(Stored data entries)
>>>>

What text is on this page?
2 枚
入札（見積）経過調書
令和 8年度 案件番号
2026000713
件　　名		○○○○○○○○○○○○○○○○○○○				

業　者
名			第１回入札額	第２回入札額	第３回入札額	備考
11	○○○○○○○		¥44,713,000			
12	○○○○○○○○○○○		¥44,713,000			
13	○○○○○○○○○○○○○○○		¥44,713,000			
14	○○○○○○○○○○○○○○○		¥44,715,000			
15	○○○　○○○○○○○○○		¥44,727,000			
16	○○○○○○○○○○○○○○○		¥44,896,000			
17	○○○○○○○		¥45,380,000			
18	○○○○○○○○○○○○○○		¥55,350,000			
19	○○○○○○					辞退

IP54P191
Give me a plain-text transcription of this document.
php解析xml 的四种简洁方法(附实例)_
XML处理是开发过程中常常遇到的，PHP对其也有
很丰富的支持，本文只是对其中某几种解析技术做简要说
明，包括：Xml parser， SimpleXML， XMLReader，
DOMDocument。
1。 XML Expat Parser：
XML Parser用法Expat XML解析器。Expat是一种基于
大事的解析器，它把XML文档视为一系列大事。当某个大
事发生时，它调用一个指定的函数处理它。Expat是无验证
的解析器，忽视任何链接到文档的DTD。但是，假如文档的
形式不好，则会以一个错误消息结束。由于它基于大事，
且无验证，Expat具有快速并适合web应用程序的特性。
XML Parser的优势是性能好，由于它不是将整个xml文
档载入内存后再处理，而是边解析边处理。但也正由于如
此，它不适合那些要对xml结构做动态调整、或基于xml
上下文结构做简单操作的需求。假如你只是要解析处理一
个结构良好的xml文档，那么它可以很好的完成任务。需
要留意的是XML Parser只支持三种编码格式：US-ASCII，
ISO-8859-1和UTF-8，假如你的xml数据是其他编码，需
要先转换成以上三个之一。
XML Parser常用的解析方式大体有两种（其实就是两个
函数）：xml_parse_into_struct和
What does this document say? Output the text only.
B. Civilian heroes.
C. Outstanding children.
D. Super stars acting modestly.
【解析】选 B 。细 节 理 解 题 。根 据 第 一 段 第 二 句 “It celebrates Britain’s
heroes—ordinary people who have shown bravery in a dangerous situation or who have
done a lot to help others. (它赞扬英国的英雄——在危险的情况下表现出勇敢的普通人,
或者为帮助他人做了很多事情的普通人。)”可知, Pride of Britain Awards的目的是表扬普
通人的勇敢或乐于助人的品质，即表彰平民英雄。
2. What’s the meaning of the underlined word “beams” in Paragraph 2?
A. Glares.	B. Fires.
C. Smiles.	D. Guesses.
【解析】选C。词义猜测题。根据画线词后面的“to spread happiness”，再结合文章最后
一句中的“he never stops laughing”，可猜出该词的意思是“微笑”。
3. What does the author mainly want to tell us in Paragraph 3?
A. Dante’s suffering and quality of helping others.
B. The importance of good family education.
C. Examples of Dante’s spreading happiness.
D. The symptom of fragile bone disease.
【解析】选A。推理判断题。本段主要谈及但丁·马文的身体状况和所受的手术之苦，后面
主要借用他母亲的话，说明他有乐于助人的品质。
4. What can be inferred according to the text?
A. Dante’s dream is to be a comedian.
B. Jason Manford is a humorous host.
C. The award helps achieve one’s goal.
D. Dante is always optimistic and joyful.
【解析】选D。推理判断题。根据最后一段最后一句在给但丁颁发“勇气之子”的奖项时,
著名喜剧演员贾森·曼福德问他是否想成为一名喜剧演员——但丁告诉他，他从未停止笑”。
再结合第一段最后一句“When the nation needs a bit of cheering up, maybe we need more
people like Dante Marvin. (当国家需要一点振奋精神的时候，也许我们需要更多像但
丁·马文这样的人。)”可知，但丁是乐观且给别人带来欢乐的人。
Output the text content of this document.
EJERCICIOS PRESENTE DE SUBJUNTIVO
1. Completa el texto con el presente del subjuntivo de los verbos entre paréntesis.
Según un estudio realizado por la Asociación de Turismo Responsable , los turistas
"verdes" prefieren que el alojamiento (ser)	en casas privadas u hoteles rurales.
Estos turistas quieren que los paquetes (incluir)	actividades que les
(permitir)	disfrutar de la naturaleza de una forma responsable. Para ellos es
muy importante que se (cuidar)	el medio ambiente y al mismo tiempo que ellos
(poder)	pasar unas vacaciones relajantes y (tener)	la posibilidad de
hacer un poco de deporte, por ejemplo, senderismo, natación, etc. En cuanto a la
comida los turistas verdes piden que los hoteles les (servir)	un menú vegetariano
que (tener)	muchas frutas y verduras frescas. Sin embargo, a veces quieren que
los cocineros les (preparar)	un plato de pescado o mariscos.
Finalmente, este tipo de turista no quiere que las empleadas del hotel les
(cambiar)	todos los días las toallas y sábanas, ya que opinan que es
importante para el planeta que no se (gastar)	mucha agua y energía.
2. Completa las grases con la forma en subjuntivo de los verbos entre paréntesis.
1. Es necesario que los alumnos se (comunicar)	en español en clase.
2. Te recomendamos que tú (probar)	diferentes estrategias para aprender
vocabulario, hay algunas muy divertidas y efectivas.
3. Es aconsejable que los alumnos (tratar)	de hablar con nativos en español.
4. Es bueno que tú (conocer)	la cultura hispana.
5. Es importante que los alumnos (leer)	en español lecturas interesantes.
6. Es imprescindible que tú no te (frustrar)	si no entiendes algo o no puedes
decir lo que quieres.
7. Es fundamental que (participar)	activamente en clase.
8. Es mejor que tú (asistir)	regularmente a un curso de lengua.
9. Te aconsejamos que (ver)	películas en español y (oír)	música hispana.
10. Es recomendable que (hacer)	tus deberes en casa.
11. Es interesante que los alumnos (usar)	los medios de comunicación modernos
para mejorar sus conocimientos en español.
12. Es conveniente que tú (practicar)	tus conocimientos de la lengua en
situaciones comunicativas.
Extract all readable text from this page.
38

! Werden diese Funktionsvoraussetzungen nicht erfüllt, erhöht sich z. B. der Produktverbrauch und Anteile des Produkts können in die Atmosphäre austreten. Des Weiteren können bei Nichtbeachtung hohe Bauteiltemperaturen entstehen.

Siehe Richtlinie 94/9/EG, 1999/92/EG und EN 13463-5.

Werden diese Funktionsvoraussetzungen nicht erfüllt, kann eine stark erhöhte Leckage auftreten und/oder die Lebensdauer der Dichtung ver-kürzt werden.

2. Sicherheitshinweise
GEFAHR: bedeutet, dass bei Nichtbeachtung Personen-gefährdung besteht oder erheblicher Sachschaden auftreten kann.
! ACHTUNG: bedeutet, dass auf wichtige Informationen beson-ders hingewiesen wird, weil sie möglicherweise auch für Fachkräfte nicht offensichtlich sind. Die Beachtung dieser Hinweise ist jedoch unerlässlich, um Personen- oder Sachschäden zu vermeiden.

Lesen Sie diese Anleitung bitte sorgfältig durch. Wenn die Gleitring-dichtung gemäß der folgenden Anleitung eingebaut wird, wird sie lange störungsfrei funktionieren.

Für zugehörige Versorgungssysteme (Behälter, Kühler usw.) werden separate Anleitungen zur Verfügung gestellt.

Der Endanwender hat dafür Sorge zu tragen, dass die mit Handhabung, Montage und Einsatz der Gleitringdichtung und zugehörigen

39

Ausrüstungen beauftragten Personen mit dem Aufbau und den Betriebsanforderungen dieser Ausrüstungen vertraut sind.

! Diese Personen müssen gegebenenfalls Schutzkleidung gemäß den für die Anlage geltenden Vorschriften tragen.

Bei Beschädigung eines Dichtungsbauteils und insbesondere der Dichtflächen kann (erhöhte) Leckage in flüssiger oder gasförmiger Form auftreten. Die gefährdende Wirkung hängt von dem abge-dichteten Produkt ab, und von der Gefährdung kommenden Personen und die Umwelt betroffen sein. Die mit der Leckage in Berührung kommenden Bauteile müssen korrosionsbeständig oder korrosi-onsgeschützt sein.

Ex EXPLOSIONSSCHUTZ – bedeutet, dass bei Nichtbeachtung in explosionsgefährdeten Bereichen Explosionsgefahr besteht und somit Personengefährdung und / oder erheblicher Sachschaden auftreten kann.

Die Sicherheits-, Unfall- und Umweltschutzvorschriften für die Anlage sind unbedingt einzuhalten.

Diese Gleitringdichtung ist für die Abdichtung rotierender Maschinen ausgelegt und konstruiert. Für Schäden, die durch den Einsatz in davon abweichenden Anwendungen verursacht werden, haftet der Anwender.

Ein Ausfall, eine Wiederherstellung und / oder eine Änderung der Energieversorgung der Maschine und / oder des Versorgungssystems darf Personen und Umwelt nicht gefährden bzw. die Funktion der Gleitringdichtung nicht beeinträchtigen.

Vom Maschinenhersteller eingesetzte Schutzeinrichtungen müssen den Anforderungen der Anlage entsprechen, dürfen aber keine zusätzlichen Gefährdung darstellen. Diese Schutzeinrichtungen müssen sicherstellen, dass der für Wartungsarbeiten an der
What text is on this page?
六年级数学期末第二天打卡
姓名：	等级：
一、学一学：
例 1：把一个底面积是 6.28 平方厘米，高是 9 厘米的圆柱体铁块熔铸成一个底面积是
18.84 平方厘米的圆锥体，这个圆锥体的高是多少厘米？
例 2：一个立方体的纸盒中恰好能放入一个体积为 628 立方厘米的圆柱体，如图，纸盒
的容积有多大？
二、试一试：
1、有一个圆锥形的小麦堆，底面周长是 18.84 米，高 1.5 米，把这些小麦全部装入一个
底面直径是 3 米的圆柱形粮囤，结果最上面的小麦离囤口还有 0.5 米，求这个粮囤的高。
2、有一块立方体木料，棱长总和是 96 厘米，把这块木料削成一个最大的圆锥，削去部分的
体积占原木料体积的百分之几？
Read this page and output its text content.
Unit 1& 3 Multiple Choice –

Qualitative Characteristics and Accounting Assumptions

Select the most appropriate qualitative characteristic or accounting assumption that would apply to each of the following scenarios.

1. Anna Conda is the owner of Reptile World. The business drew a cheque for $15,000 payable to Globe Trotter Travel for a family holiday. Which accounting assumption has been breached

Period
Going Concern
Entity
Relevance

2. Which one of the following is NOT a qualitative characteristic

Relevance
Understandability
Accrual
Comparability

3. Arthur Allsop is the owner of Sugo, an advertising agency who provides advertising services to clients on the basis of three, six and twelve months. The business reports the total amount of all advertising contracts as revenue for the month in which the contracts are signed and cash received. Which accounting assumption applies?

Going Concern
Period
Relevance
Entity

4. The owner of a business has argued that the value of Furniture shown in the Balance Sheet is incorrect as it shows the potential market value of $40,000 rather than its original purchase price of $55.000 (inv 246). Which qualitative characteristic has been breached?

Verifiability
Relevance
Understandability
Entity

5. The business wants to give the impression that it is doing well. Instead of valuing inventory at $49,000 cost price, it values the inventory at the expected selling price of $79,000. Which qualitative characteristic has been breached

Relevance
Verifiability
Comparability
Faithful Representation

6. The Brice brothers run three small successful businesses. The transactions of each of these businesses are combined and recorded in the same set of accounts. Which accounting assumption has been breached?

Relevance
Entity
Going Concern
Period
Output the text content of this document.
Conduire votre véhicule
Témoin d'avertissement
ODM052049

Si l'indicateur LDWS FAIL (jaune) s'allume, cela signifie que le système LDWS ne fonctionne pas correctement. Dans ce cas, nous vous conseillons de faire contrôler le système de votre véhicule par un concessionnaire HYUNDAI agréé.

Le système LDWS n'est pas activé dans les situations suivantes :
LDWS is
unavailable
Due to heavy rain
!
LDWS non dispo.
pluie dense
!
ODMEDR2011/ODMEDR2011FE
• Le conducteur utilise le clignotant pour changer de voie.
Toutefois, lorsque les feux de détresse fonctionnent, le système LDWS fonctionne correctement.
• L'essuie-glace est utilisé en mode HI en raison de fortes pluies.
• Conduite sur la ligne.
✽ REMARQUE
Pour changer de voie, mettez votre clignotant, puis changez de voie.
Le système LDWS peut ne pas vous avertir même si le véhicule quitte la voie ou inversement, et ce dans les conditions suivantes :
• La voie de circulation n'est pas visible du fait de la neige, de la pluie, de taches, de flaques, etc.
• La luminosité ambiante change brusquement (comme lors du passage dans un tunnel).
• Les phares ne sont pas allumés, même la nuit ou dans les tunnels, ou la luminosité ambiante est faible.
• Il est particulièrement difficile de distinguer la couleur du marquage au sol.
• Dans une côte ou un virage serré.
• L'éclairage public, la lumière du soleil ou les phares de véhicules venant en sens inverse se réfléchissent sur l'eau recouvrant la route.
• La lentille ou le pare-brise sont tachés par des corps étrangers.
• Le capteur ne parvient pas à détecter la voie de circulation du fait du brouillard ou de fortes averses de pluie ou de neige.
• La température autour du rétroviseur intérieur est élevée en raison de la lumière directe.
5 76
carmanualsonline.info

<<<<

_What is expected_: Isolate the lines that hold the word "Funktionsvoraussetzungen" and copy all of them.

_Complete answer_:
! Werden diese Funktionsvoraussetzungen nicht erfüllt, erhöht sich z. B. der Produktverbrauch und Anteile des Produkts können in die Atmosphäre austreten. Des Weiteren können bei Nichtbeachtung hohe Bauteiltemperaturen entstehen.
Werden diese Funktionsvoraussetzungen nicht erfüllt, kann eine stark erhöhte Leckage auftreten und/oder die Lebensdauer der Dichtung ver-kürzt werden.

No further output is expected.